** Records for the task follows **

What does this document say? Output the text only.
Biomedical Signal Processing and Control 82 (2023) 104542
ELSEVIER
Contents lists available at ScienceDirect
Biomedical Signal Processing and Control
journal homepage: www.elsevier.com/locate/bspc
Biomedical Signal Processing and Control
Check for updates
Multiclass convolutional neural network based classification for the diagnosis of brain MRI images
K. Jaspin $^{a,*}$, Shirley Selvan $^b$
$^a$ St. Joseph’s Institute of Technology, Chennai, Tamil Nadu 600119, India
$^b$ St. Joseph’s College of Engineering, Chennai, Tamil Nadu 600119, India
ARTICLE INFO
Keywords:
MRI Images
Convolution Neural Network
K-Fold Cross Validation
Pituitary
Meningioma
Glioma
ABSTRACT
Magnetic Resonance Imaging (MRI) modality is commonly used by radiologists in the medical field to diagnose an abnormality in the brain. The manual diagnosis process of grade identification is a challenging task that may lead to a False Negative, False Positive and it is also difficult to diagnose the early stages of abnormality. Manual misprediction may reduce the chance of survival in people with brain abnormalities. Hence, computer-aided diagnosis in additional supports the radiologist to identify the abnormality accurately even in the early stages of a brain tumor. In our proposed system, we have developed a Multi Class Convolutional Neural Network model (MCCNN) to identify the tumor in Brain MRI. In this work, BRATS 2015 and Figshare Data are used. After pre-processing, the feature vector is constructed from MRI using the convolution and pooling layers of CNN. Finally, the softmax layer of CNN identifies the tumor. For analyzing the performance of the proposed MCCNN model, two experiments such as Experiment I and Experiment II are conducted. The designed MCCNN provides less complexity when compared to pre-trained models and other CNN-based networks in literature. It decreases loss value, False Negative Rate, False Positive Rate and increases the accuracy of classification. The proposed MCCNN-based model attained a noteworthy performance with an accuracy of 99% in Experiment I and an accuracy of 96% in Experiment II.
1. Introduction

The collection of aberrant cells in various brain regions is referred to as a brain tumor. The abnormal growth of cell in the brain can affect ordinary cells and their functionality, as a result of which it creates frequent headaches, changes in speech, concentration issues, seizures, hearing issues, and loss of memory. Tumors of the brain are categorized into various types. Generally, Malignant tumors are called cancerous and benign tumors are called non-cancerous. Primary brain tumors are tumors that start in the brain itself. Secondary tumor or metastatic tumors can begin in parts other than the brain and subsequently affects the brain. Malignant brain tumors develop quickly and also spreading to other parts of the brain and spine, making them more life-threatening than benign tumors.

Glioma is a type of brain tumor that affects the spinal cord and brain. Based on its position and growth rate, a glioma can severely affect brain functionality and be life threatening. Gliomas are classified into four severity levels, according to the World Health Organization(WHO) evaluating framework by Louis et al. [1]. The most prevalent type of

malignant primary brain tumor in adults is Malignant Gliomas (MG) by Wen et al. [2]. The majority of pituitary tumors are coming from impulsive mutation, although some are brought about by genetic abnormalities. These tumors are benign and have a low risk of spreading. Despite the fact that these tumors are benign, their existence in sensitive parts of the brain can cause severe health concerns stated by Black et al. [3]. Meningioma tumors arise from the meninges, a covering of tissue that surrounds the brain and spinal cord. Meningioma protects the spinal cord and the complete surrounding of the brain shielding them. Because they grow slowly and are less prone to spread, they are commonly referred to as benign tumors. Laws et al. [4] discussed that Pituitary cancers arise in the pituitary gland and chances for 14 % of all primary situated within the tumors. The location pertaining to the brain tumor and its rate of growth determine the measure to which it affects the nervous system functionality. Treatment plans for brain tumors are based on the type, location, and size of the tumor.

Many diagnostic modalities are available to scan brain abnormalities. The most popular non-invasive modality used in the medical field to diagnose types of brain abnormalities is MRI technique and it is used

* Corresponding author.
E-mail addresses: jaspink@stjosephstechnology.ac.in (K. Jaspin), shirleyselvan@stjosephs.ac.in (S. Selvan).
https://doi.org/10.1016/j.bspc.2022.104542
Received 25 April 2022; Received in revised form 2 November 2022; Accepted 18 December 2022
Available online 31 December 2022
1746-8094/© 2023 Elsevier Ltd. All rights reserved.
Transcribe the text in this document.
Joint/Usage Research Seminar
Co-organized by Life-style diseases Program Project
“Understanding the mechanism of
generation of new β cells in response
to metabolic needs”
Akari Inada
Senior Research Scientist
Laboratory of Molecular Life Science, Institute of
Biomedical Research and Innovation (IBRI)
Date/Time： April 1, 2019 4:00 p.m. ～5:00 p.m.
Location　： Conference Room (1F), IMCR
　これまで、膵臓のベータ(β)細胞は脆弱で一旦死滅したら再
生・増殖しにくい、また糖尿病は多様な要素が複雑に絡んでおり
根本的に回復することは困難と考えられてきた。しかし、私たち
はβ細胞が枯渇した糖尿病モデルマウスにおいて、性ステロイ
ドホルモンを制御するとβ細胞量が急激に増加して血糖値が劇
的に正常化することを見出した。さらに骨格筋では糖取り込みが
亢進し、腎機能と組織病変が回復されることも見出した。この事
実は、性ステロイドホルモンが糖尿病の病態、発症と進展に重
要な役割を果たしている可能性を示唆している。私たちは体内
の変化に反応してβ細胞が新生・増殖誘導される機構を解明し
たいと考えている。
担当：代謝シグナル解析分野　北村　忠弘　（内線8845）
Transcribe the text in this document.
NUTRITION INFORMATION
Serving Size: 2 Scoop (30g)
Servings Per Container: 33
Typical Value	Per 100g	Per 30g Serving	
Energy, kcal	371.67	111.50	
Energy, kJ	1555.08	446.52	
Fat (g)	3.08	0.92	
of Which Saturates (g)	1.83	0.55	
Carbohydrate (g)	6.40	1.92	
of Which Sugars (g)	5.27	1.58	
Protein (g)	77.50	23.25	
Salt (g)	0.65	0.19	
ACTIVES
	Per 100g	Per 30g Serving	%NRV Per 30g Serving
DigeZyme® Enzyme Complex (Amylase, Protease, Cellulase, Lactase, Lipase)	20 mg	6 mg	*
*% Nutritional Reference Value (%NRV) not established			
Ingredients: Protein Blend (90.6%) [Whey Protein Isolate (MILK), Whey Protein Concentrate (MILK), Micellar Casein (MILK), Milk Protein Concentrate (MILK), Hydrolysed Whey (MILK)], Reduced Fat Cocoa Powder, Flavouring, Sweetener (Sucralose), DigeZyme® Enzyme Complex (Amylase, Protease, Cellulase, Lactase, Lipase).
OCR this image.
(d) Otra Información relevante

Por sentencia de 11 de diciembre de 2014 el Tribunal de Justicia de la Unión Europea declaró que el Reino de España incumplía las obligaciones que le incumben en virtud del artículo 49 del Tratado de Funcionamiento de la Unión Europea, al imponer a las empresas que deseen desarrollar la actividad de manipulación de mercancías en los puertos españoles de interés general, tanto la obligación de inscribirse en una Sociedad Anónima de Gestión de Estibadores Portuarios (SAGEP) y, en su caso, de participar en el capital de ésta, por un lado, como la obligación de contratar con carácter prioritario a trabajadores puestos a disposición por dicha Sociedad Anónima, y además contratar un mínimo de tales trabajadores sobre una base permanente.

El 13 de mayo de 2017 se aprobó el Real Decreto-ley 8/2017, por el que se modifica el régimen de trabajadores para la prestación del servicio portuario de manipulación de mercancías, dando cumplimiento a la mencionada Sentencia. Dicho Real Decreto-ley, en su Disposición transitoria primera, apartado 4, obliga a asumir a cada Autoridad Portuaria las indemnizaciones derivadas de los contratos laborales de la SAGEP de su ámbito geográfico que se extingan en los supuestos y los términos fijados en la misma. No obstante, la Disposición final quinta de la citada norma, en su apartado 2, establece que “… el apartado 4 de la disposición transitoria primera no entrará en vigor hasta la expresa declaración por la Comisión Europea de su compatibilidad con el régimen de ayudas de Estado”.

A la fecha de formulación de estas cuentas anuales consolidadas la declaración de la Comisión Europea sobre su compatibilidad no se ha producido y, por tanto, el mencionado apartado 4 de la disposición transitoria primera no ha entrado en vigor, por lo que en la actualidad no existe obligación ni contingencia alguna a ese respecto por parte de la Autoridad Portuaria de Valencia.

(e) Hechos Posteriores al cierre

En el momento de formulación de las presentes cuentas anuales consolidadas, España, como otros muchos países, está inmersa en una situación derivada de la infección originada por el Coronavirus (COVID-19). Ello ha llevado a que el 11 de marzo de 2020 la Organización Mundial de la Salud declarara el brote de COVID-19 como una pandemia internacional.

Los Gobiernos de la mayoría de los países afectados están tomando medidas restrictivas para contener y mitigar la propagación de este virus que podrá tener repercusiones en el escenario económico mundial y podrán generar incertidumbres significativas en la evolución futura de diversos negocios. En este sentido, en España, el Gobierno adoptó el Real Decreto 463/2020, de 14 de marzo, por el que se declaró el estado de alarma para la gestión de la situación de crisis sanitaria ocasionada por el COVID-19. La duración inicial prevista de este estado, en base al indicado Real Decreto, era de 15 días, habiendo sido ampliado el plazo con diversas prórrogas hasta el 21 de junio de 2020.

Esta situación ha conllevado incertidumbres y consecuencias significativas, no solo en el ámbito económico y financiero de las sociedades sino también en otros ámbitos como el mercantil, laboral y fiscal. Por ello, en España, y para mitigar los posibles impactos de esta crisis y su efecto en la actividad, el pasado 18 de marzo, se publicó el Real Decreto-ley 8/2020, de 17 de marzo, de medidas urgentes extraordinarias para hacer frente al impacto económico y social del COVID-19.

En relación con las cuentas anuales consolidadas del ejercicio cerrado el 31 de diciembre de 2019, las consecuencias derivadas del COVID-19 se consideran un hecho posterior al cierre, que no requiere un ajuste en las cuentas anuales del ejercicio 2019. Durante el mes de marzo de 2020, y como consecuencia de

** End of Records for the task **

- **Task item**
Among the records above, find each line holding the string "cierre" and pull it out.

- **Task answer**
(e) Hechos Posteriores al cierre
En relación con las cuentas anuales consolidadas del ejercicio cerrado el 31 de diciembre de 2019, las consecuencias derivadas del COVID-19 se consideran un hecho posterior al cierre, que no requiere un ajuste en las cuentas anuales del ejercicio 2019. Durante el mes de marzo de 2020, y como consecuencia de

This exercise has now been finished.